- _Material provided_:
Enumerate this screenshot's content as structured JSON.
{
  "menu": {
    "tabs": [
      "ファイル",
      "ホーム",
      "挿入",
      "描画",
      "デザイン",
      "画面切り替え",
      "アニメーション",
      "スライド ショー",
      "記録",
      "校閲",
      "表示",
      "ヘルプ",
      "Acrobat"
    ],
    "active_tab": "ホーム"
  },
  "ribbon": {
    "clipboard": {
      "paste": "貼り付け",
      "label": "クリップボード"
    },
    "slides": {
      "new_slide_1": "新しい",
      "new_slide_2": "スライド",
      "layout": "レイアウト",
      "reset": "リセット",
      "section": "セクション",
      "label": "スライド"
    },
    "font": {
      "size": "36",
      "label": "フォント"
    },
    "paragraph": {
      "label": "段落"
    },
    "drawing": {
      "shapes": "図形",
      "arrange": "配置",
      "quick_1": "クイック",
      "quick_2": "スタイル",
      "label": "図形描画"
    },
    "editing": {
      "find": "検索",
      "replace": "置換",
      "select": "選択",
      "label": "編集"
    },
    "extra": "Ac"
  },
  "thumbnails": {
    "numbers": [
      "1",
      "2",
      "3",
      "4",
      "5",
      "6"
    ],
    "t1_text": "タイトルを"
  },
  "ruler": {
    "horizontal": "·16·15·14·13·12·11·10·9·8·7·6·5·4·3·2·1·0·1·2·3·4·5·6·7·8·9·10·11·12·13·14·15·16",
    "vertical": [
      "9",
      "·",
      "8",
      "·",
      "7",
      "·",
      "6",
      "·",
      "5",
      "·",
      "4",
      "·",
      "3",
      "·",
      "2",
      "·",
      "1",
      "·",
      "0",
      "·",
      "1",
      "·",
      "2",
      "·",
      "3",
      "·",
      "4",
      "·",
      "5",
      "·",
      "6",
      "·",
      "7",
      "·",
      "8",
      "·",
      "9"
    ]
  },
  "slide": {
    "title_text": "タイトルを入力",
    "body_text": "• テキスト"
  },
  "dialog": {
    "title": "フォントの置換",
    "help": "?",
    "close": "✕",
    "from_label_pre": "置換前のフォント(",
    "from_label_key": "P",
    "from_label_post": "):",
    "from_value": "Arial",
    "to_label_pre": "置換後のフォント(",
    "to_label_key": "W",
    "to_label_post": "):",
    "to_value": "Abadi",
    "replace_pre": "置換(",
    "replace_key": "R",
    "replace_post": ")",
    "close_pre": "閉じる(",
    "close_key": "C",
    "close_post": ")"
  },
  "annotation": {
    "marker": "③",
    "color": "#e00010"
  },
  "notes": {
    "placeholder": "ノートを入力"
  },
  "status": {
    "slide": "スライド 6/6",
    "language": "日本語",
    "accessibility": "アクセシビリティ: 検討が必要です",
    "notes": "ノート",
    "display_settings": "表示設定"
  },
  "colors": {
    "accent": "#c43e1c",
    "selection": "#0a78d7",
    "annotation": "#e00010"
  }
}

- _Exercise instructions_: Reproduce all of the data exactly as given.

- _Final answer_:
Enumerate this screenshot's content as structured JSON.
{
  "menu": {
    "tabs": [
      "ファイル",
      "ホーム",
      "挿入",
      "描画",
      "デザイン",
      "画面切り替え",
      "アニメーション",
      "スライド ショー",
      "記録",
      "校閲",
      "表示",
      "ヘルプ",
      "Acrobat"
    ],
    "active_tab": "ホーム"
  },
  "ribbon": {
    "clipboard": {
      "paste": "貼り付け",
      "label": "クリップボード"
    },
    "slides": {
      "new_slide_1": "新しい",
      "new_slide_2": "スライド",
      "layout": "レイアウト",
      "reset": "リセット",
      "section": "セクション",
      "label": "スライド"
    },
    "font": {
      "size": "36",
      "label": "フォント"
    },
    "paragraph": {
      "label": "段落"
    },
    "drawing": {
      "shapes": "図形",
      "arrange": "配置",
      "quick_1": "クイック",
      "quick_2": "スタイル",
      "label": "図形描画"
    },
    "editing": {
      "find": "検索",
      "replace": "置換",
      "select": "選択",
      "label": "編集"
    },
    "extra": "Ac"
  },
  "thumbnails": {
    "numbers": [
      "1",
      "2",
      "3",
      "4",
      "5",
      "6"
    ],
    "t1_text": "タイトルを"
  },
  "ruler": {
    "horizontal": "·16·15·14·13·12·11·10·9·8·7·6·5·4·3·2·1·0·1·2·3·4·5·6·7·8·9·10·11·12·13·14·15·16",
    "vertical": [
      "9",
      "·",
      "8",
      "·",
      "7",
      "·",
      "6",
      "·",
      "5",
      "·",
      "4",
      "·",
      "3",
      "·",
      "2",
      "·",
      "1",
      "·",
      "0",
      "·",
      "1",
      "·",
      "2",
      "·",
      "3",
      "·",
      "4",
      "·",
      "5",
      "·",
      "6",
      "·",
      "7",
      "·",
      "8",
      "·",
      "9"
    ]
  },
  "slide": {
    "title_text": "タイトルを入力",
    "body_text": "• テキスト"
  },
  "dialog": {
    "title": "フォントの置換",
    "help": "?",
    "close": "✕",
    "from_label_pre": "置換前のフォント(",
    "from_label_key": "P",
    "from_label_post": "):",
    "from_value": "Arial",
    "to_label_pre": "置換後のフォント(",
    "to_label_key": "W",
    "to_label_post": "):",
    "to_value": "Abadi",
    "replace_pre": "置換(",
    "replace_key": "R",
    "replace_post": ")",
    "close_pre": "閉じる(",
    "close_key": "C",
    "close_post": ")"
  },
  "annotation": {
    "marker": "③",
    "color": "#e00010"
  },
  "notes": {
    "placeholder": "ノートを入力"
  },
  "status": {
    "slide": "スライド 6/6",
    "language": "日本語",
    "accessibility": "アクセシビリティ: 検討が必要です",
    "notes": "ノート",
    "display_settings": "表示設定"
  },
  "colors": {
    "accent": "#c43e1c",
    "selection": "#0a78d7",
    "annotation": "#e00010"
  }
}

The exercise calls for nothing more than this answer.